_Task prompt:_ Where a line of the material contains the string "Predicted", copy that line.

── Task inputs

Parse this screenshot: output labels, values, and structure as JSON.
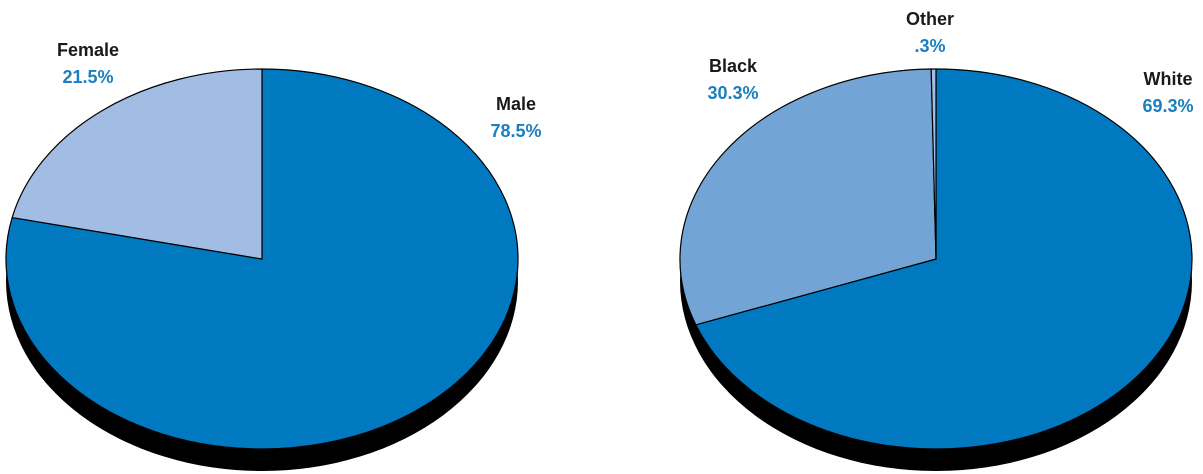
{
  "chart_data": [
    {
      "type": "pie",
      "categories": [
        "Male",
        "Female"
      ],
      "values": [
        78.5,
        21.5
      ],
      "value_labels": [
        "78.5%",
        "21.5%"
      ],
      "colors": [
        "#0079c1",
        "#a2bde3"
      ],
      "label_color": "#1a7fc0",
      "shadow_color": "#000000",
      "start_angle_deg": 0,
      "direction": "clockwise",
      "style": "3d-tilted"
    },
    {
      "type": "pie",
      "categories": [
        "White",
        "Black",
        "Other"
      ],
      "values": [
        69.3,
        30.3,
        0.3
      ],
      "value_labels": [
        "69.3%",
        "30.3%",
        ".3%"
      ],
      "colors": [
        "#0079c1",
        "#72a5d6",
        "#a2bde3"
      ],
      "label_color": "#1a7fc0",
      "shadow_color": "#000000",
      "start_angle_deg": 0,
      "direction": "clockwise",
      "style": "3d-tilted"
    }
  ]
}
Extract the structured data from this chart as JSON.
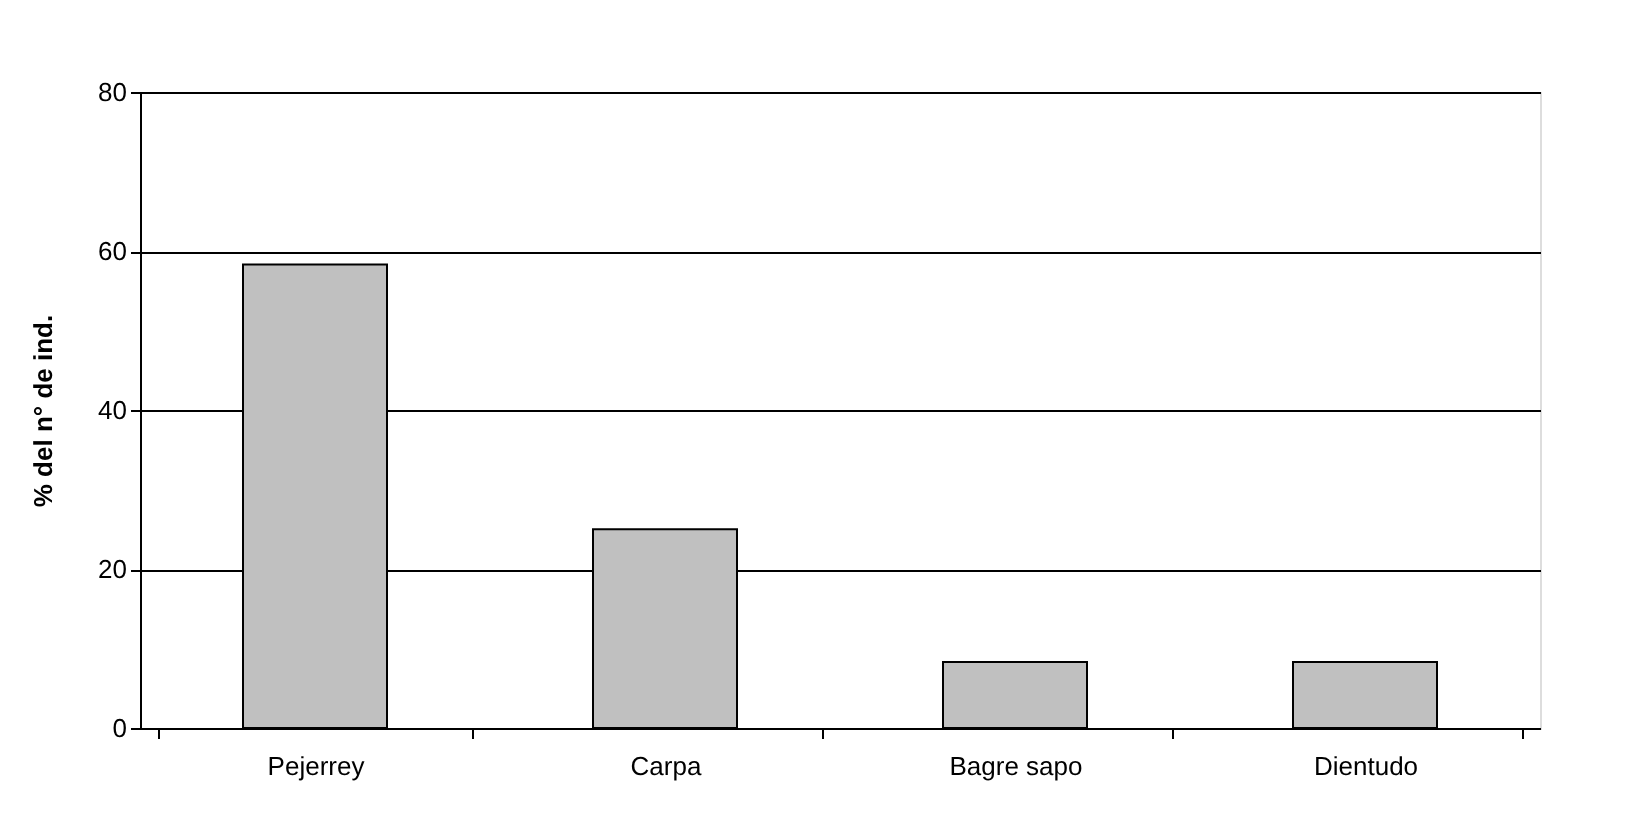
{
  "chart_data": {
    "type": "bar",
    "ylabel": "% del n° de ind.",
    "categories": [
      "Pejerrey",
      "Carpa",
      "Bagre sapo",
      "Dientudo"
    ],
    "values": [
      58.3,
      25,
      8.3,
      8.3
    ],
    "color": "#c0c0c0",
    "ylim": [
      0,
      80
    ],
    "yticks": [
      0,
      20,
      40,
      60,
      80
    ],
    "grid": "y"
  }
}
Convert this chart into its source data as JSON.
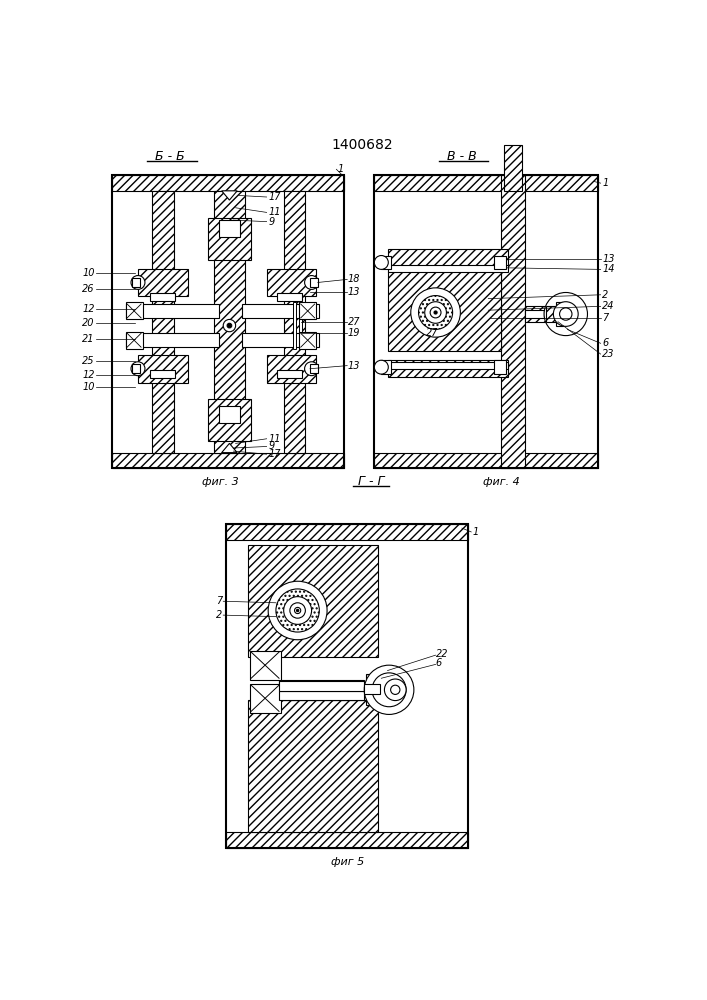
{
  "title": "1400682",
  "bg_color": "#ffffff",
  "fig3_label": "Б - Б",
  "fig4_label": "В - В",
  "fig5_label": "Г - Г",
  "caption3": "фиг. 3",
  "caption4": "фиг. 4",
  "caption5": "фиг 5"
}
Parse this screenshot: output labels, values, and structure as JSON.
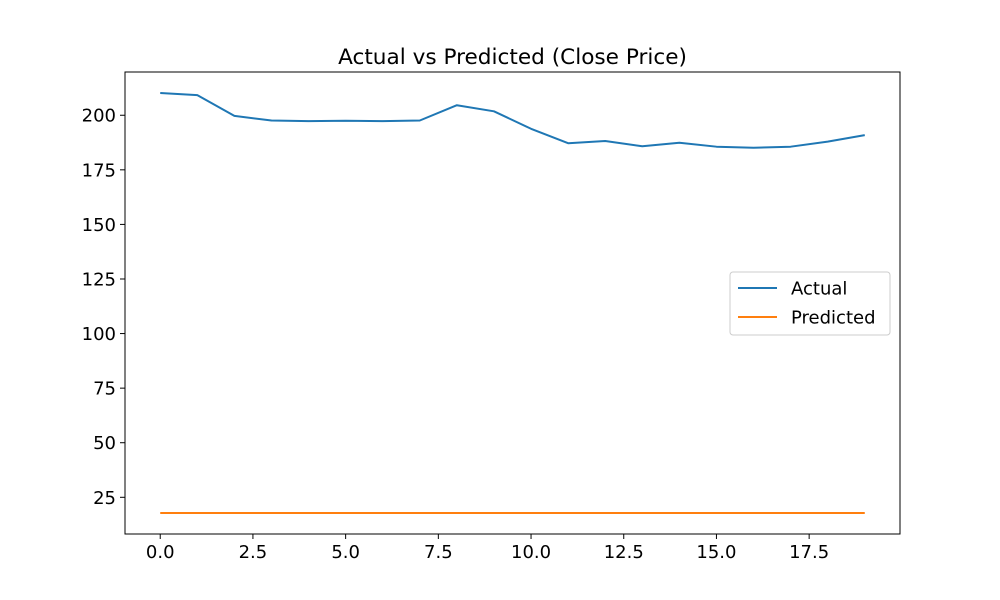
{
  "chart_data": {
    "type": "line",
    "title": "Actual vs Predicted (Close Price)",
    "xlabel": "",
    "ylabel": "",
    "x": [
      0,
      1,
      2,
      3,
      4,
      5,
      6,
      7,
      8,
      9,
      10,
      11,
      12,
      13,
      14,
      15,
      16,
      17,
      18,
      19
    ],
    "series": [
      {
        "name": "Actual",
        "color": "#1f77b4",
        "values": [
          210.2,
          209.2,
          199.7,
          197.6,
          197.3,
          197.5,
          197.3,
          197.6,
          204.6,
          201.8,
          193.8,
          187.2,
          188.2,
          185.8,
          187.4,
          185.6,
          185.1,
          185.6,
          187.9,
          190.9
        ]
      },
      {
        "name": "Predicted",
        "color": "#ff7f0e",
        "values": [
          17.8,
          17.8,
          17.8,
          17.8,
          17.8,
          17.8,
          17.8,
          17.8,
          17.8,
          17.8,
          17.8,
          17.8,
          17.8,
          17.8,
          17.8,
          17.8,
          17.8,
          17.8,
          17.8,
          17.8
        ]
      }
    ],
    "xlim": [
      -0.95,
      19.95
    ],
    "ylim": [
      8.19,
      219.81
    ],
    "xticks": [
      0.0,
      2.5,
      5.0,
      7.5,
      10.0,
      12.5,
      15.0,
      17.5
    ],
    "xtick_labels": [
      "0.0",
      "2.5",
      "5.0",
      "7.5",
      "10.0",
      "12.5",
      "15.0",
      "17.5"
    ],
    "yticks": [
      25,
      50,
      75,
      100,
      125,
      150,
      175,
      200
    ],
    "ytick_labels": [
      "25",
      "50",
      "75",
      "100",
      "125",
      "150",
      "175",
      "200"
    ],
    "grid": false,
    "legend_position": "center-right"
  }
}
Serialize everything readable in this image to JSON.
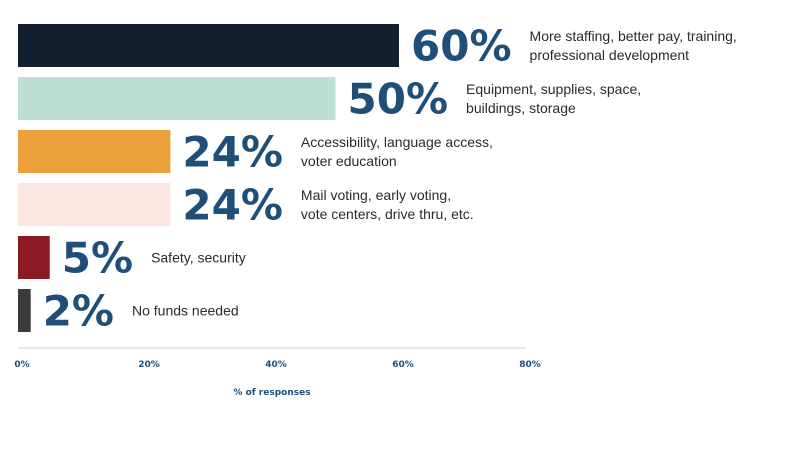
{
  "chart_data": {
    "type": "bar",
    "orientation": "horizontal",
    "xlabel": "% of responses",
    "xlim": [
      0,
      80
    ],
    "x_ticks": [
      "0%",
      "20%",
      "40%",
      "60%",
      "80%"
    ],
    "grid": false,
    "bars": [
      {
        "value": 60,
        "value_label": "60%",
        "category_lines": [
          "More staffing, better pay, training,",
          "professional development"
        ],
        "color": "#12202f"
      },
      {
        "value": 50,
        "value_label": "50%",
        "category_lines": [
          "Equipment, supplies, space,",
          "buildings, storage"
        ],
        "color": "#bee0d2"
      },
      {
        "value": 24,
        "value_label": "24%",
        "category_lines": [
          "Accessibility, language access,",
          "voter education"
        ],
        "color": "#eaa13c"
      },
      {
        "value": 24,
        "value_label": "24%",
        "category_lines": [
          "Mail voting, early voting,",
          "vote centers, drive thru, etc."
        ],
        "color": "#fbe6e1"
      },
      {
        "value": 5,
        "value_label": "5%",
        "category_lines": [
          "Safety, security"
        ],
        "color": "#8b1a22"
      },
      {
        "value": 2,
        "value_label": "2%",
        "category_lines": [
          "No funds needed"
        ],
        "color": "#3b3b3b"
      }
    ]
  }
}
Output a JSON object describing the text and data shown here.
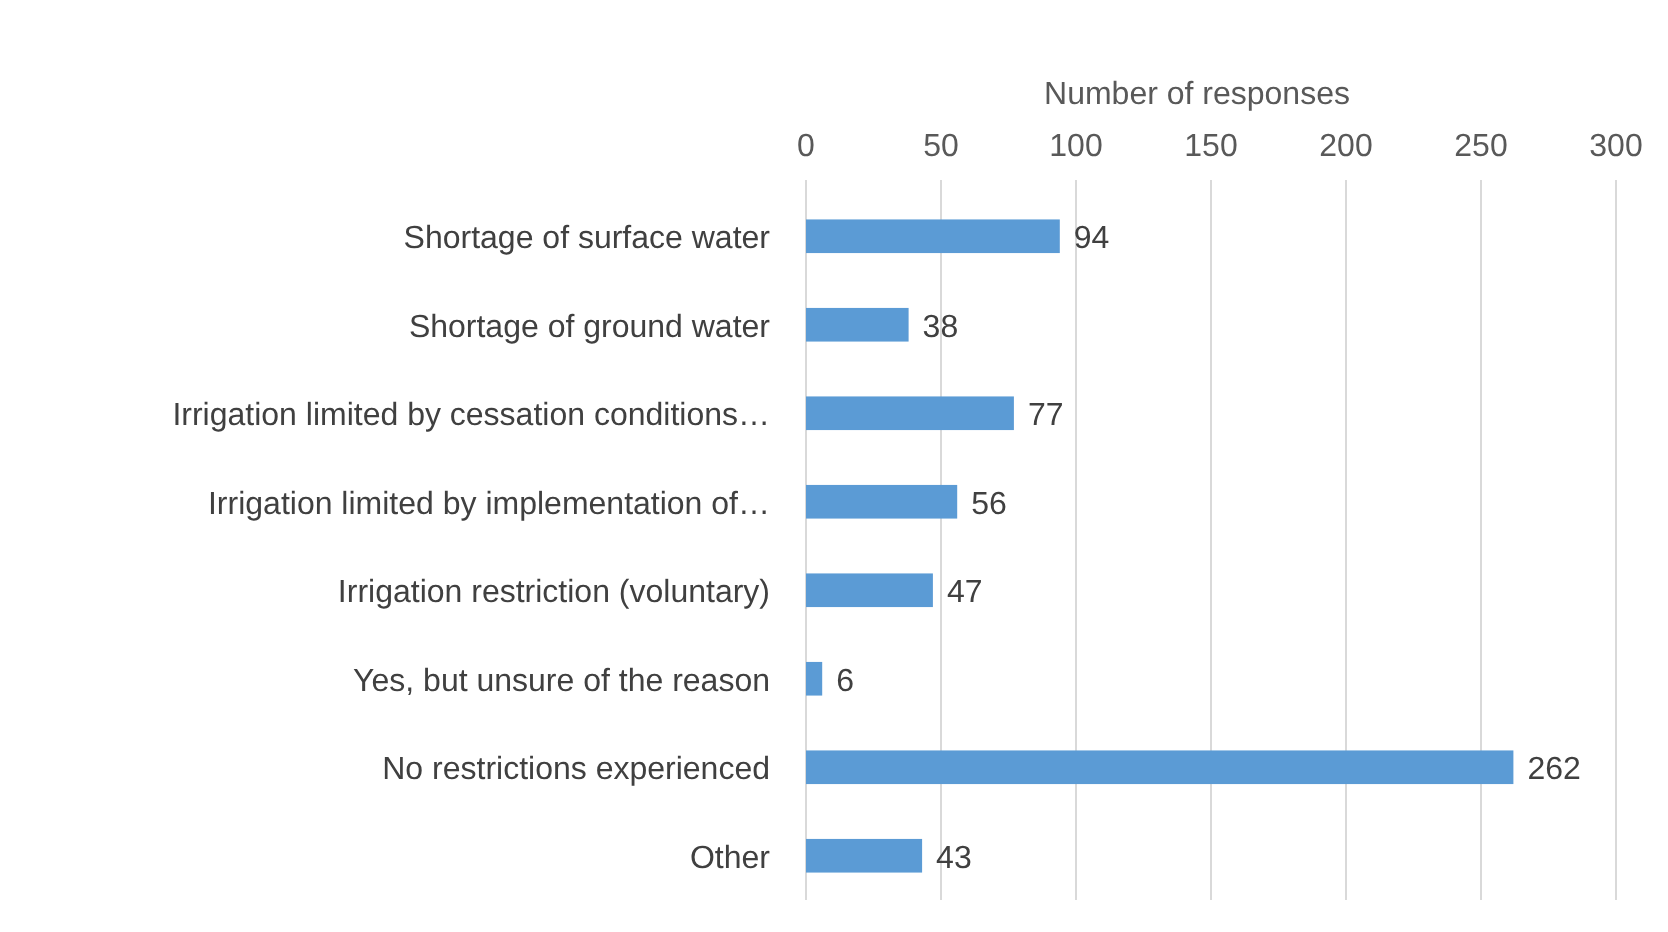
{
  "chart_data": {
    "type": "bar",
    "orientation": "horizontal",
    "xlabel": "Number of responses",
    "categories": [
      "Shortage of surface water",
      "Shortage of ground water",
      "Irrigation limited by cessation conditions…",
      "Irrigation limited by implementation of…",
      "Irrigation restriction (voluntary)",
      "Yes, but unsure of the reason",
      "No restrictions experienced",
      "Other"
    ],
    "values": [
      94,
      38,
      77,
      56,
      47,
      6,
      262,
      43
    ],
    "color": "#5b9bd5",
    "data_labels": true,
    "xlim": [
      0,
      300
    ],
    "xticks": [
      0,
      50,
      100,
      150,
      200,
      250,
      300
    ],
    "grid": "x"
  }
}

────

_Output for this task:_
    "title": "Actual vs Predicted (Close Price)",
        "name": "Predicted",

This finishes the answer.